— TASKS TO COMPLETE —
1: In the SmolVLA setup guide, reproduce the passage starting with "2. Install Additional" and going on through "(for experiment tracking)".
2: Translate this sentence from the SmolVLA setup guide into Spanish: "SmolVLA requires using LeRobot format datasets."
3: According to the SmolVLA setup guide, why is Flash Attention installed, and is it required?

2. Install Additional Dependencies

# Install Flash Attention (optional, for training acceleration)
pip install flash-attn --no-build-isolation

# Install Weights & Biases (for experiment tracking)
pip install wandb
wandb login

Data Preparation

LeRobot Format Data

SmolVLA requires using LeRobot format datasets. Ensure your dataset contains the following structure:

your_dataset/
├── data/
│   ├── chunk-001/
│   │   ├── observation.images.cam_high.png
│   │   ├── observation.images.cam_low.png
│   │   └── ...
│   └── chunk-002/
│       └── ...
├── meta.json
├── stats.safetensors
└── videos/
    ├── episode_000000.mp4
    └── ...

Data Quality Requirements

According to HuggingFace recommendations, SmolVLA requires:

Minimum 25 high-quality episodes to achieve good performance
100+ episodes recommended for optimal results
Each episode should contain a complete task execution process
Image resolution recommended at 224x224 or 256x256

Fine-tuning Training

Basic Training Command

# Set environment variables
export HF_USER="io-ai-data"

Labeled region entries:
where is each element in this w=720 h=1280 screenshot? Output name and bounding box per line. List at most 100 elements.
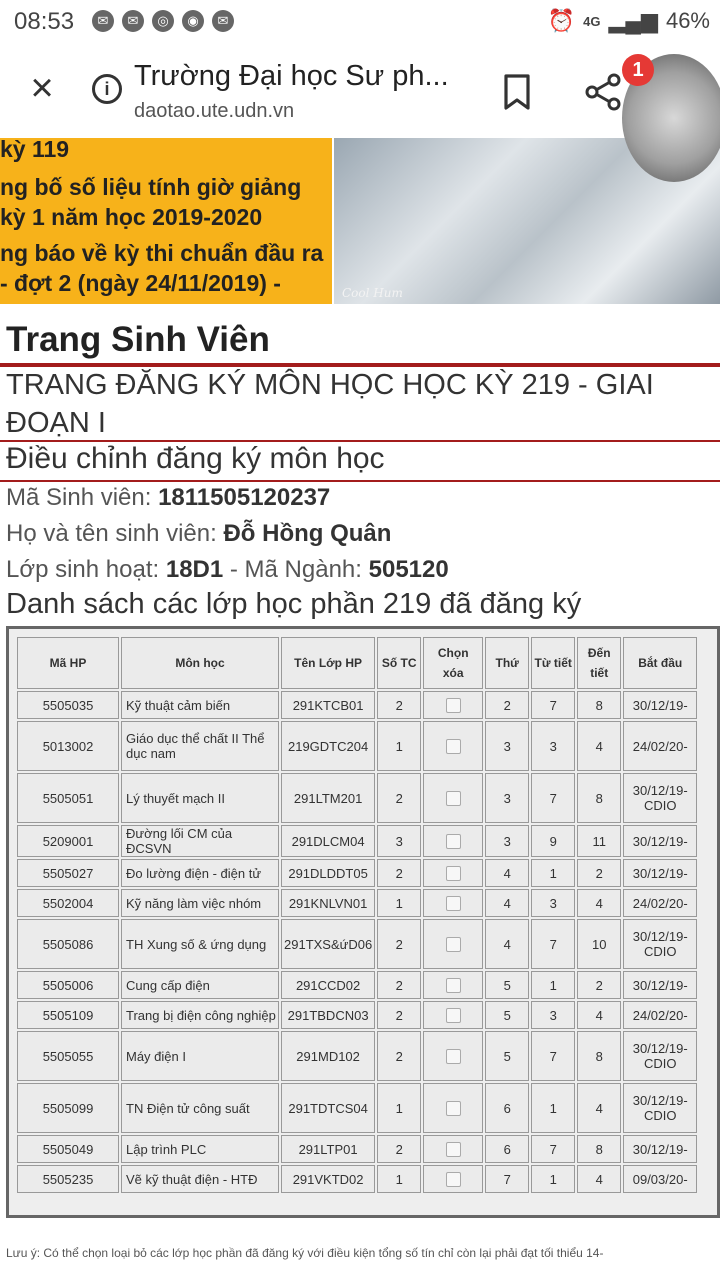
credits-cell: 2 bbox=[377, 919, 422, 969]
delete-checkbox[interactable] bbox=[445, 866, 461, 882]
battery-level: 46% bbox=[665, 8, 710, 33]
class-code-cell: 291VKTD02 bbox=[281, 1165, 376, 1193]
course-code-cell: 5505027 bbox=[17, 859, 119, 887]
from-period-cell: 7 bbox=[531, 773, 576, 823]
camera-icon: ◉ bbox=[182, 10, 204, 32]
messenger-icon: ✉ bbox=[212, 10, 234, 32]
student-id-line: Mã Sinh viên: 1811505120237 bbox=[6, 484, 330, 512]
page-title: Trường Đại học Sư ph... bbox=[134, 60, 449, 92]
weekday-cell: 2 bbox=[485, 691, 530, 719]
start-date-cell: 24/02/20- bbox=[623, 721, 698, 771]
credits-cell: 2 bbox=[377, 773, 422, 823]
course-name-cell: Giáo dục thể chất II Thể dục nam bbox=[121, 721, 279, 771]
course-name-cell: Đo lường điện - điện tử bbox=[121, 859, 279, 887]
course-name-cell: Trang bị điện công nghiệp bbox=[121, 1001, 279, 1029]
news-ticker[interactable]: kỳ 119 ng bố số liệu tính giờ giảng kỳ 1… bbox=[0, 138, 332, 304]
courses-table: Mã HP Môn học Tên Lớp HP Số TC Chọn xóa … bbox=[15, 635, 699, 1195]
news-line[interactable]: - đợt 2 (ngày 24/11/2019) - bbox=[0, 270, 281, 297]
news-line[interactable]: ng báo về kỳ thi chuẩn đầu ra bbox=[0, 240, 323, 267]
signal-icon: ▂▄▆ bbox=[608, 8, 658, 33]
from-period-cell: 1 bbox=[531, 1083, 576, 1133]
table-row: 5505099 TN Điện tử công suất 291TDTCS04 1 6 1… bbox=[17, 1083, 698, 1133]
course-name-cell: Vẽ kỹ thuật điện - HTĐ bbox=[121, 1165, 279, 1193]
delete-select-cell bbox=[423, 1031, 484, 1081]
start-date-cell: 24/02/20- bbox=[623, 889, 698, 917]
class-code-cell: 291DLCM04 bbox=[281, 825, 376, 857]
from-period-cell: 1 bbox=[531, 859, 576, 887]
delete-checkbox[interactable] bbox=[445, 1142, 461, 1158]
course-code-cell: 5505055 bbox=[17, 1031, 119, 1081]
share-icon[interactable] bbox=[584, 72, 624, 112]
delete-checkbox[interactable] bbox=[445, 1101, 461, 1117]
col-header: Bắt đầu bbox=[623, 637, 698, 689]
delete-checkbox[interactable] bbox=[445, 739, 461, 755]
delete-select-cell bbox=[423, 825, 484, 857]
credits-cell: 1 bbox=[377, 889, 422, 917]
from-period-cell: 7 bbox=[531, 919, 576, 969]
student-name: Đỗ Hồng Quân bbox=[223, 520, 392, 547]
start-date-cell: 30/12/19- bbox=[623, 859, 698, 887]
credits-cell: 1 bbox=[377, 1083, 422, 1133]
delete-checkbox[interactable] bbox=[445, 978, 461, 994]
delete-checkbox[interactable] bbox=[445, 698, 461, 714]
delete-checkbox[interactable] bbox=[445, 1049, 461, 1065]
close-icon[interactable]: × bbox=[22, 68, 62, 108]
class-code-cell: 291CCD02 bbox=[281, 971, 376, 999]
news-line[interactable]: ng bố số liệu tính giờ giảng bbox=[0, 174, 301, 201]
start-date-cell: 30/12/19- CDIO bbox=[623, 919, 698, 969]
weekday-cell: 4 bbox=[485, 859, 530, 887]
course-name-cell: Lý thuyết mạch II bbox=[121, 773, 279, 823]
from-period-cell: 9 bbox=[531, 825, 576, 857]
class-code-cell: 291DLDDT05 bbox=[281, 859, 376, 887]
class-label: Lớp sinh hoạt: bbox=[6, 556, 166, 583]
class-code-cell: 291LTP01 bbox=[281, 1135, 376, 1163]
bookmark-icon[interactable] bbox=[502, 74, 532, 110]
delete-checkbox[interactable] bbox=[445, 937, 461, 953]
weekday-cell: 7 bbox=[485, 1165, 530, 1193]
delete-checkbox[interactable] bbox=[445, 834, 461, 850]
start-date-cell: 30/12/19- CDIO bbox=[623, 1083, 698, 1133]
adjust-divider bbox=[0, 480, 720, 482]
course-code-cell: 5505006 bbox=[17, 971, 119, 999]
status-bar: 08:53 ✉ ✉ ◎ ◉ ✉ ⏰ 4G ▂▄▆ 46% bbox=[0, 0, 720, 44]
start-date-cell: 24/02/20- bbox=[623, 1001, 698, 1029]
page-heading: Trang Sinh Viên bbox=[6, 320, 270, 359]
info-icon[interactable]: i bbox=[92, 74, 122, 104]
course-name-cell: Lập trình PLC bbox=[121, 1135, 279, 1163]
course-code-cell: 5013002 bbox=[17, 721, 119, 771]
col-header: Mã HP bbox=[17, 637, 119, 689]
delete-checkbox[interactable] bbox=[445, 896, 461, 912]
network-type: 4G bbox=[583, 13, 601, 29]
course-code-cell: 5502004 bbox=[17, 889, 119, 917]
news-line[interactable]: kỳ 119 bbox=[0, 138, 69, 163]
table-row: 5505035 Kỹ thuật cảm biến 291KTCB01 2 2 7 8 30/… bbox=[17, 691, 698, 719]
col-header: Thứ bbox=[485, 637, 530, 689]
status-right: ⏰ 4G ▂▄▆ 46% bbox=[548, 8, 710, 34]
table-row: 5505109 Trang bị điện công nghiệp 291TBDCN… bbox=[17, 1001, 698, 1029]
from-period-cell: 3 bbox=[531, 721, 576, 771]
delete-checkbox[interactable] bbox=[445, 1172, 461, 1188]
table-row: 5505051 Lý thuyết mạch II 291LTM201 2 3 7 8 30/… bbox=[17, 773, 698, 823]
course-name-cell: TN Điện tử công suất bbox=[121, 1083, 279, 1133]
notification-badge: 1 bbox=[622, 54, 654, 86]
course-name-cell: Máy điện I bbox=[121, 1031, 279, 1081]
course-code-cell: 5505109 bbox=[17, 1001, 119, 1029]
news-line[interactable]: kỳ 1 năm học 2019-2020 bbox=[0, 204, 262, 231]
course-name-cell: Cung cấp điện bbox=[121, 971, 279, 999]
delete-select-cell bbox=[423, 859, 484, 887]
course-code-cell: 5505049 bbox=[17, 1135, 119, 1163]
start-date-cell: 30/12/19- bbox=[623, 691, 698, 719]
weekday-cell: 3 bbox=[485, 773, 530, 823]
table-row: 5502004 Kỹ năng làm việc nhóm 291KNLVN01 1 4… bbox=[17, 889, 698, 917]
credits-cell: 2 bbox=[377, 691, 422, 719]
from-period-cell: 1 bbox=[531, 971, 576, 999]
table-row: 5209001 Đường lối CM của ĐCSVN 291DLCM04 3 3… bbox=[17, 825, 698, 857]
registration-title: TRANG ĐĂNG KÝ MÔN HỌC HỌC KỲ 219 - GIAI … bbox=[6, 369, 654, 439]
credits-cell: 2 bbox=[377, 1031, 422, 1081]
to-period-cell: 4 bbox=[577, 1165, 622, 1193]
delete-checkbox[interactable] bbox=[445, 1008, 461, 1024]
delete-checkbox[interactable] bbox=[445, 791, 461, 807]
col-header: Tên Lớp HP bbox=[281, 637, 376, 689]
student-name-line: Họ và tên sinh viên: Đỗ Hồng Quân bbox=[6, 520, 391, 548]
student-id: 1811505120237 bbox=[158, 484, 331, 511]
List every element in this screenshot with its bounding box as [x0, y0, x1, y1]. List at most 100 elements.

— ANSWERS TO EACH TASK —
1:
2. Install Additional Dependencies

# Install Flash Attention (optional, for training acceleration)
pip install flash-attn --no-build-isolation

# Install Weights & Biases (for experiment tracking)

2: SmolVLA requiere usar conjuntos de datos en formato LeRobot.

3: Flash Attention is installed to speed up training. The guide marks it as optional.